Given data:
————————

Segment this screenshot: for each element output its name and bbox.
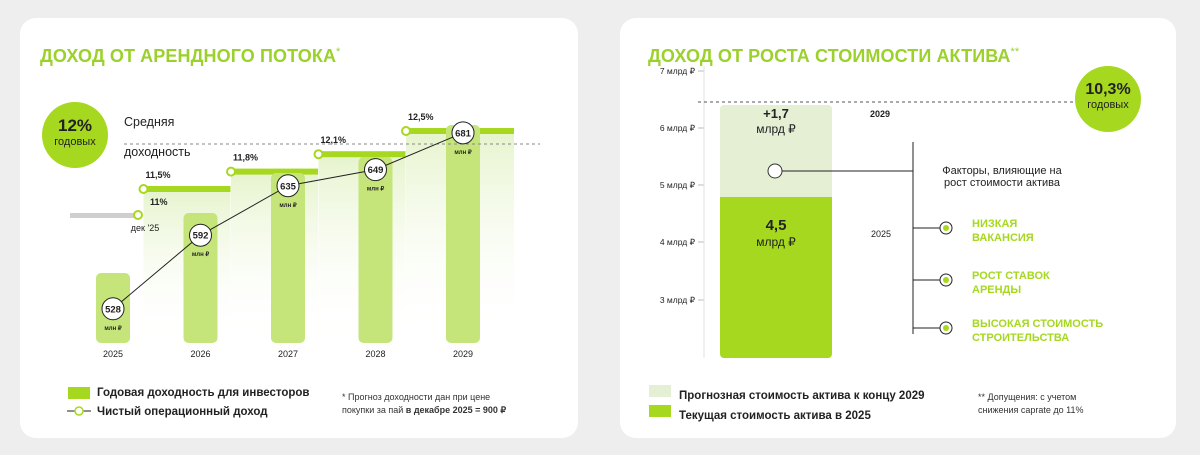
yield-step-dot-4: [401, 126, 411, 136]
current-value-label: 4,5: [766, 217, 787, 234]
right-footnote: ** Допущения: с учетом снижения caprate …: [978, 392, 1084, 415]
legend-current-swatch: [649, 405, 671, 417]
yield-label-2: 11,8%: [233, 153, 258, 163]
factors-title: Факторы, влияющие на рост стоимости акти…: [942, 165, 1062, 189]
yield-step-bar-3: [318, 151, 406, 158]
yield-start-label: дек '25: [131, 223, 159, 233]
y-tick-2: 5 млрд ₽: [660, 180, 696, 190]
average-yield-label-2: доходность: [124, 145, 191, 159]
noi-point-2025: [101, 297, 125, 321]
noi-bar-2028: [358, 157, 393, 343]
yield-step-dot-2: [226, 166, 236, 177]
growth-unit-label: млрд ₽: [756, 122, 796, 136]
current-bar-top: [720, 197, 832, 205]
noi-value-2029: 681: [455, 128, 472, 139]
noi-point-2028: [364, 158, 387, 182]
asset-growth-badge: 10,3% годовых: [1075, 66, 1141, 132]
yield-step-bar-1: [143, 186, 231, 192]
x-tick-2028: 2028: [365, 349, 385, 359]
legend-line-label: Чистый операционный доход: [97, 406, 268, 418]
y-tick-4: 7 млрд ₽: [660, 66, 696, 76]
x-tick-2027: 2027: [278, 349, 298, 359]
legend-line-icon: [67, 406, 91, 416]
left-footnote: * Прогноз доходности дан при цене покупк…: [342, 392, 507, 415]
x-tick-2025: 2025: [103, 349, 123, 359]
noi-bar-2026: [183, 213, 218, 343]
noi-point-2029: [451, 121, 475, 145]
rental-income-chart: 11% дек '25 11,5% 11,8% 12,1% 12,5% 2025 2026 20…: [70, 112, 540, 359]
y-tick-3: 6 млрд ₽: [660, 123, 696, 133]
rental-income-title: ДОХОД ОТ АРЕНДНОГО ПОТОКА*: [40, 46, 341, 66]
noi-value-2027: 635: [280, 181, 297, 192]
yield-label-3: 12,1%: [321, 135, 347, 145]
yield-start-segment: [70, 213, 136, 218]
current-bar-segment: [720, 197, 832, 358]
x-tick-2029: 2029: [453, 349, 473, 359]
noi-value-2028: 649: [368, 165, 384, 176]
legend-forecast-label: Прогнозная стоимость актива к концу 2029: [679, 390, 925, 402]
y-tick-0: 3 млрд ₽: [660, 295, 696, 305]
factor-low-vacancy: НИЗКАЯ ВАКАНСИЯ: [972, 218, 1034, 244]
noi-unit-2029: млн ₽: [454, 149, 472, 156]
noi-value-2026: 592: [193, 231, 209, 242]
noi-unit-2028: млн ₽: [367, 186, 385, 193]
noi-point-2027: [276, 174, 300, 198]
noi-unit-2026: млн ₽: [192, 251, 210, 258]
legend-bars-swatch: [68, 387, 90, 399]
yield-start-dot: [133, 210, 143, 220]
noi-bar-2029: [446, 125, 480, 343]
year-2025-label: 2025: [871, 229, 892, 239]
yield-step-bar-2: [231, 168, 318, 175]
legend-bars-label: Годовая доходность для инвесторов: [97, 387, 310, 399]
yield-label-1: 11,5%: [146, 170, 171, 180]
average-yield-label-1: Средняя: [124, 115, 175, 129]
asset-growth-chart: 3 млрд ₽ 4 млрд ₽ 5 млрд ₽ 6 млрд ₽ 7 млрд ₽…: [660, 66, 1100, 358]
year-2029-label: 2029: [870, 109, 891, 119]
noi-unit-2025: млн ₽: [104, 325, 122, 332]
factor-construction-cost: ВЫСОКАЯ СТОИМОСТЬ СТРОИТЕЛЬСТВА: [972, 318, 1104, 344]
y-tick-1: 4 млрд ₽: [660, 237, 696, 247]
yield-label-0: 11%: [150, 197, 168, 207]
x-tick-2026: 2026: [190, 349, 210, 359]
asset-growth-title: ДОХОД ОТ РОСТА СТОИМОСТИ АКТИВА**: [648, 46, 1020, 66]
yield-label-4: 12,5%: [408, 112, 434, 122]
current-unit-label: млрд ₽: [756, 235, 796, 249]
legend-forecast-swatch: [649, 385, 671, 397]
noi-value-2025: 528: [105, 304, 121, 315]
growth-value-label: +1,7: [763, 106, 789, 121]
noi-unit-2027: млн ₽: [279, 202, 297, 209]
noi-point-2026: [189, 223, 212, 247]
average-yield-badge: 12% годовых: [42, 102, 108, 168]
yield-step-dot-1: [138, 184, 149, 194]
noi-bar-2027: [271, 173, 305, 343]
factor-rent-rates: РОСТ СТАВОК АРЕНДЫ: [972, 270, 1050, 296]
legend-current-label: Текущая стоимость актива в 2025: [679, 410, 871, 422]
factors-marker: [767, 163, 783, 179]
yield-step-dot-3: [313, 149, 324, 160]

————————

Your objective: Retype every line of the item above without any alteration, omitting the picture.

Correct answer:
Segment this screenshot: for each element output its name and bbox.
yield-step-dot-4: [401, 126, 411, 136]
current-value-label: 4,5: [766, 217, 787, 234]
right-footnote: ** Допущения: с учетом снижения caprate …: [978, 392, 1084, 415]
legend-current-swatch: [649, 405, 671, 417]
yield-label-2: 11,8%: [233, 153, 258, 163]
factors-title: Факторы, влияющие на рост стоимости акти…: [942, 165, 1062, 189]
yield-step-bar-3: [318, 151, 406, 158]
yield-start-label: дек '25: [131, 223, 159, 233]
y-tick-2: 5 млрд ₽: [660, 180, 696, 190]
average-yield-label-2: доходность: [124, 145, 191, 159]
noi-point-2025: [101, 297, 125, 321]
noi-bar-2028: [358, 157, 393, 343]
yield-step-dot-2: [226, 166, 236, 177]
growth-unit-label: млрд ₽: [756, 122, 796, 136]
current-bar-top: [720, 197, 832, 205]
noi-value-2029: 681: [455, 128, 472, 139]
noi-point-2028: [364, 158, 387, 182]
asset-growth-badge: 10,3% годовых: [1075, 66, 1141, 132]
yield-step-bar-1: [143, 186, 231, 192]
x-tick-2028: 2028: [365, 349, 385, 359]
legend-line-label: Чистый операционный доход: [97, 406, 268, 418]
y-tick-4: 7 млрд ₽: [660, 66, 696, 76]
x-tick-2027: 2027: [278, 349, 298, 359]
legend-line-icon: [67, 406, 91, 416]
left-footnote: * Прогноз доходности дан при цене покупк…: [342, 392, 507, 415]
x-tick-2025: 2025: [103, 349, 123, 359]
noi-bar-2026: [183, 213, 218, 343]
noi-point-2029: [451, 121, 475, 145]
rental-income-chart: 11% дек '25 11,5% 11,8% 12,1% 12,5% 2025 2026 20…: [70, 112, 540, 359]
y-tick-3: 6 млрд ₽: [660, 123, 696, 133]
rental-income-title: ДОХОД ОТ АРЕНДНОГО ПОТОКА*: [40, 46, 341, 66]
noi-value-2027: 635: [280, 181, 297, 192]
yield-label-3: 12,1%: [321, 135, 347, 145]
yield-start-segment: [70, 213, 136, 218]
current-bar-segment: [720, 197, 832, 358]
x-tick-2029: 2029: [453, 349, 473, 359]
noi-value-2028: 649: [368, 165, 384, 176]
legend-forecast-label: Прогнозная стоимость актива к концу 2029: [679, 390, 925, 402]
y-tick-0: 3 млрд ₽: [660, 295, 696, 305]
factor-low-vacancy: НИЗКАЯ ВАКАНСИЯ: [972, 218, 1034, 244]
noi-unit-2029: млн ₽: [454, 149, 472, 156]
noi-value-2026: 592: [193, 231, 209, 242]
noi-unit-2028: млн ₽: [367, 186, 385, 193]
noi-point-2027: [276, 174, 300, 198]
noi-unit-2026: млн ₽: [192, 251, 210, 258]
legend-bars-swatch: [68, 387, 90, 399]
yield-start-dot: [133, 210, 143, 220]
noi-bar-2029: [446, 125, 480, 343]
year-2025-label: 2025: [871, 229, 892, 239]
yield-step-bar-2: [231, 168, 318, 175]
legend-bars-label: Годовая доходность для инвесторов: [97, 387, 310, 399]
yield-label-1: 11,5%: [146, 170, 171, 180]
average-yield-label-1: Средняя: [124, 115, 175, 129]
asset-growth-chart: 3 млрд ₽ 4 млрд ₽ 5 млрд ₽ 6 млрд ₽ 7 млрд ₽…: [660, 66, 1100, 358]
year-2029-label: 2029: [870, 109, 891, 119]
noi-unit-2025: млн ₽: [104, 325, 122, 332]
factor-construction-cost: ВЫСОКАЯ СТОИМОСТЬ СТРОИТЕЛЬСТВА: [972, 318, 1104, 344]
y-tick-1: 4 млрд ₽: [660, 237, 696, 247]
yield-label-0: 11%: [150, 197, 168, 207]
x-tick-2026: 2026: [190, 349, 210, 359]
asset-growth-title: ДОХОД ОТ РОСТА СТОИМОСТИ АКТИВА**: [648, 46, 1020, 66]
yield-label-4: 12,5%: [408, 112, 434, 122]
current-unit-label: млрд ₽: [756, 235, 796, 249]
legend-forecast-swatch: [649, 385, 671, 397]
noi-value-2025: 528: [105, 304, 121, 315]
growth-value-label: +1,7: [763, 106, 789, 121]
noi-unit-2027: млн ₽: [279, 202, 297, 209]
noi-point-2026: [189, 223, 212, 247]
average-yield-badge: 12% годовых: [42, 102, 108, 168]
yield-step-dot-1: [138, 184, 149, 194]
noi-bar-2027: [271, 173, 305, 343]
factor-rent-rates: РОСТ СТАВОК АРЕНДЫ: [972, 270, 1050, 296]
legend-current-label: Текущая стоимость актива в 2025: [679, 410, 871, 422]
factors-marker: [767, 163, 783, 179]
yield-step-dot-3: [313, 149, 324, 160]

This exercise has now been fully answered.